------ RECORD EXCERPTS
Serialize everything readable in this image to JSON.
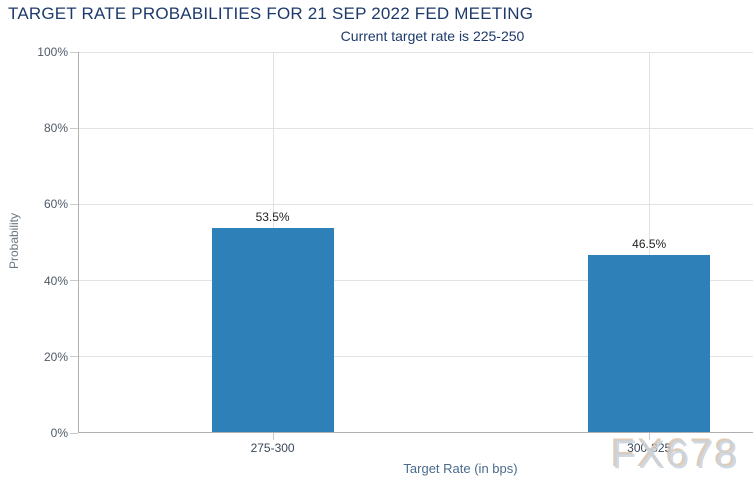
{
  "page": {
    "title": "TARGET RATE PROBABILITIES FOR 21 SEP 2022 FED MEETING",
    "subtitle": "Current target rate is 225-250",
    "watermark": "FX678"
  },
  "chart_data": {
    "type": "bar",
    "title": "TARGET RATE PROBABILITIES FOR 21 SEP 2022 FED MEETING",
    "subtitle": "Current target rate is 225-250",
    "categories": [
      "275-300",
      "300-325"
    ],
    "values": [
      53.5,
      46.5
    ],
    "value_labels": [
      "53.5%",
      "46.5%"
    ],
    "xlabel": "Target Rate (in bps)",
    "ylabel": "Probability",
    "ylim": [
      0,
      100
    ],
    "ytick_step": 20,
    "ytick_labels": [
      "0%",
      "20%",
      "40%",
      "60%",
      "80%",
      "100%"
    ],
    "grid": true,
    "legend": "none",
    "bar_color": "#2e80b9"
  },
  "colors": {
    "title": "#1e3a6b",
    "bar": "#2e80b9",
    "gridline": "#e2e2e2",
    "axis": "#b0b0b0",
    "watermark": "#c7d2df"
  }
}
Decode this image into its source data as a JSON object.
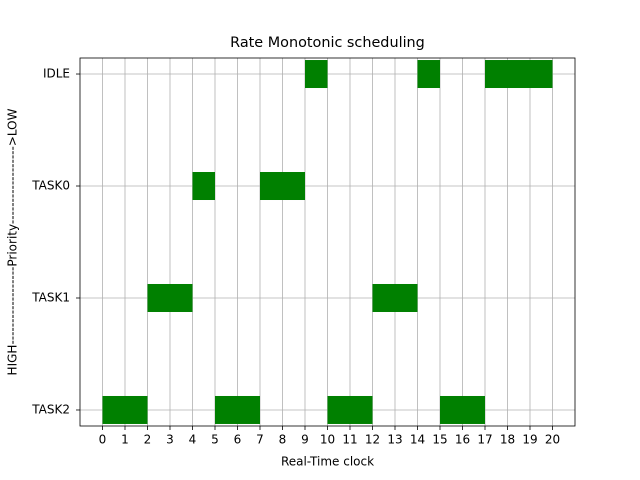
{
  "chart_data": {
    "type": "gantt",
    "title": "Rate Monotonic scheduling",
    "x_label": "Real-Time clock",
    "y_label": "HIGH------------------Priority------------------>LOW",
    "categories": [
      "TASK2",
      "TASK1",
      "TASK0",
      "IDLE"
    ],
    "series": [
      {
        "name": "TASK2",
        "color": "#008000",
        "segments": [
          [
            0,
            2
          ],
          [
            5,
            7
          ],
          [
            10,
            12
          ],
          [
            15,
            17
          ]
        ]
      },
      {
        "name": "TASK1",
        "color": "#008000",
        "segments": [
          [
            2,
            4
          ],
          [
            12,
            14
          ]
        ]
      },
      {
        "name": "TASK0",
        "color": "#008000",
        "segments": [
          [
            4,
            5
          ],
          [
            7,
            9
          ]
        ]
      },
      {
        "name": "IDLE",
        "color": "#008000",
        "segments": [
          [
            9,
            10
          ],
          [
            14,
            15
          ],
          [
            17,
            20
          ]
        ]
      }
    ],
    "xlim": [
      -1,
      21
    ],
    "xticks": [
      0,
      1,
      2,
      3,
      4,
      5,
      6,
      7,
      8,
      9,
      10,
      11,
      12,
      13,
      14,
      15,
      16,
      17,
      18,
      19,
      20
    ],
    "grid": true
  }
}
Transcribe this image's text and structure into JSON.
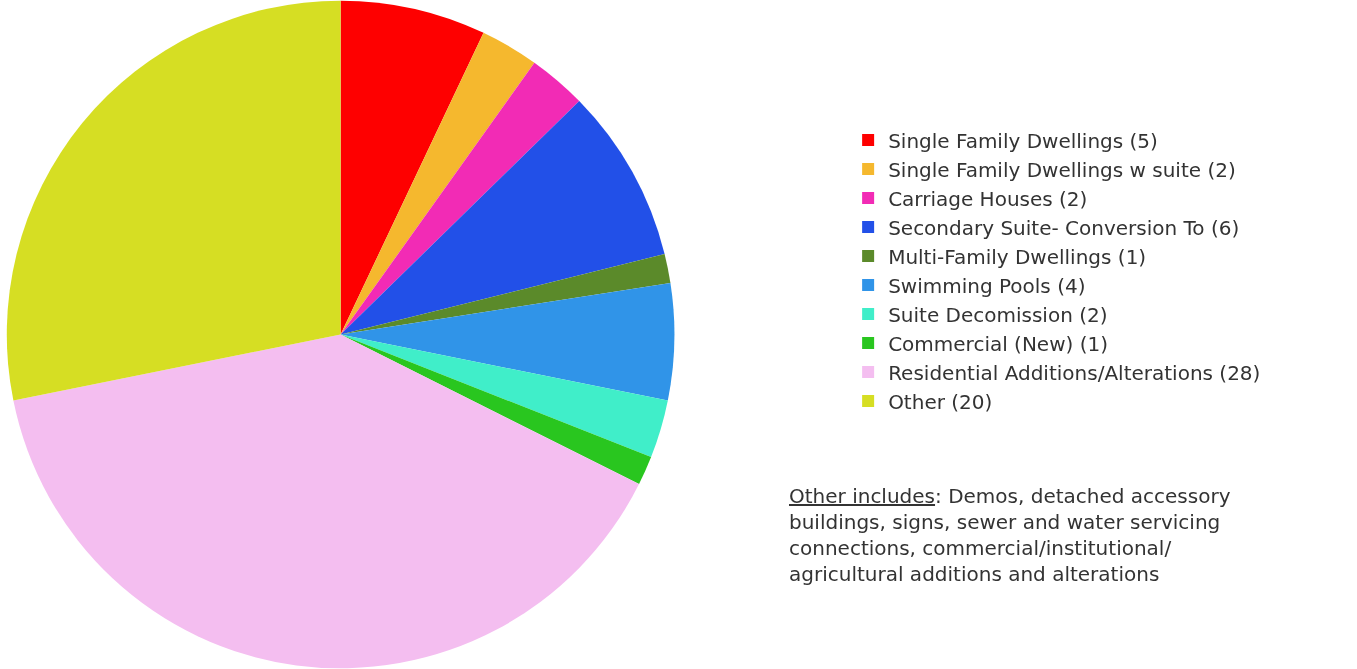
{
  "chart_data": {
    "type": "pie",
    "categories": [
      "Single Family Dwellings (5)",
      "Single Family Dwellings w suite (2)",
      "Carriage Houses (2)",
      "Secondary Suite- Conversion To (6)",
      "Multi-Family Dwellings (1)",
      "Swimming Pools (4)",
      "Suite Decomission (2)",
      "Commercial (New) (1)",
      "Residential Additions/Alterations (28)",
      "Other (20)"
    ],
    "values": [
      5,
      2,
      2,
      6,
      1,
      4,
      2,
      1,
      28,
      20
    ],
    "colors": [
      "#fe0000",
      "#f5b82e",
      "#f22bb5",
      "#2250e8",
      "#5b8a2a",
      "#3094e8",
      "#40eec9",
      "#29c61f",
      "#f4bef0",
      "#d6de23"
    ],
    "legend": "right",
    "annotations": [
      "Other includes: Demos, detached accessory buildings, signs, sewer and water servicing connections, commercial/institutional/ agricultural additions and alterations"
    ]
  }
}
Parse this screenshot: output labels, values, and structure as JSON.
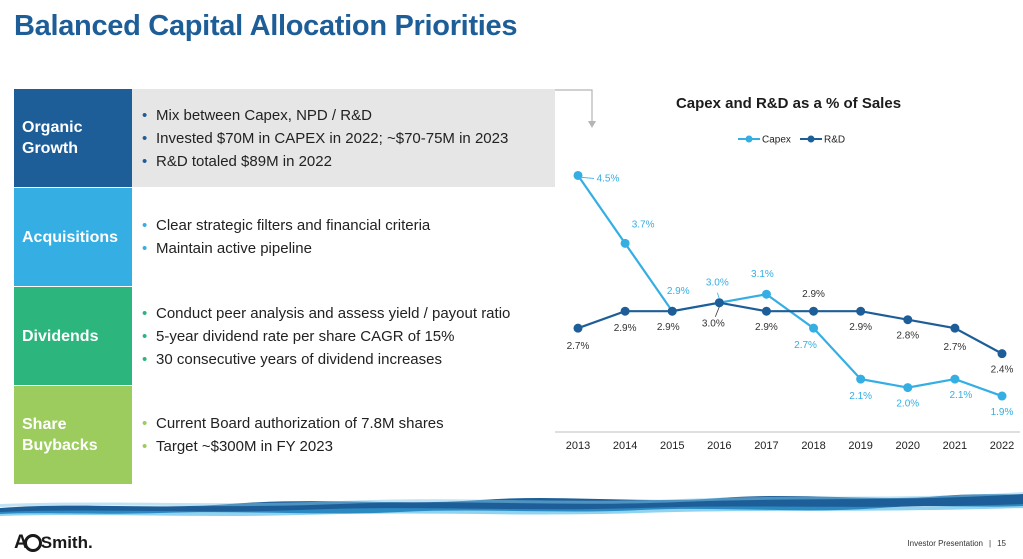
{
  "page": {
    "title": "Balanced Capital Allocation Priorities",
    "footer_label": "Investor Presentation",
    "footer_separator": "|",
    "page_number": "15"
  },
  "logo": {
    "text_ao": "A",
    "text_smith": "Smith."
  },
  "rows": [
    {
      "label": "Organic Growth",
      "bullets": [
        "Mix between Capex, NPD / R&D",
        "Invested $70M in CAPEX in 2022; ~$70-75M in 2023",
        "R&D totaled $89M in 2022"
      ]
    },
    {
      "label": "Acquisitions",
      "bullets": [
        "Clear strategic filters and financial criteria",
        "Maintain active pipeline"
      ]
    },
    {
      "label": "Dividends",
      "bullets": [
        "Conduct peer analysis and assess yield / payout ratio",
        "5-year dividend rate per share CAGR of 15%",
        "30 consecutive years of dividend increases"
      ]
    },
    {
      "label": "Share Buybacks",
      "bullets": [
        "Current Board authorization of 7.8M shares",
        "Target ~$300M in FY 2023"
      ]
    }
  ],
  "chart_data": {
    "type": "line",
    "title": "Capex and R&D as a % of Sales",
    "xlabel": "",
    "ylabel": "",
    "ylim": [
      1.5,
      4.8
    ],
    "grid": false,
    "legend": "top-center",
    "categories": [
      "2013",
      "2014",
      "2015",
      "2016",
      "2017",
      "2018",
      "2019",
      "2020",
      "2021",
      "2022"
    ],
    "series": [
      {
        "name": "Capex",
        "color": "#34aee3",
        "values": [
          4.5,
          3.7,
          2.9,
          3.0,
          3.1,
          2.7,
          2.1,
          2.0,
          2.1,
          1.9
        ],
        "labels": [
          "4.5%",
          "3.7%",
          "2.9%",
          "3.0%",
          "3.1%",
          "2.7%",
          "2.1%",
          "2.0%",
          "2.1%",
          "1.9%"
        ]
      },
      {
        "name": "R&D",
        "color": "#1e5e98",
        "values": [
          2.7,
          2.9,
          2.9,
          3.0,
          2.9,
          2.9,
          2.9,
          2.8,
          2.7,
          2.4
        ],
        "labels": [
          "2.7%",
          "2.9%",
          "2.9%",
          "3.0%",
          "2.9%",
          "2.9%",
          "2.9%",
          "2.8%",
          "2.7%",
          "2.4%"
        ]
      }
    ]
  }
}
------------
▶ **REQUIRED TASK**: Scan the listing above for the word "into" and copy every line that holds it.

▶ **RESPONSE TO THE EXERCISE**:
Decode this image into its source data as a JSON object.
Transcribe this image's text and structure into JSON.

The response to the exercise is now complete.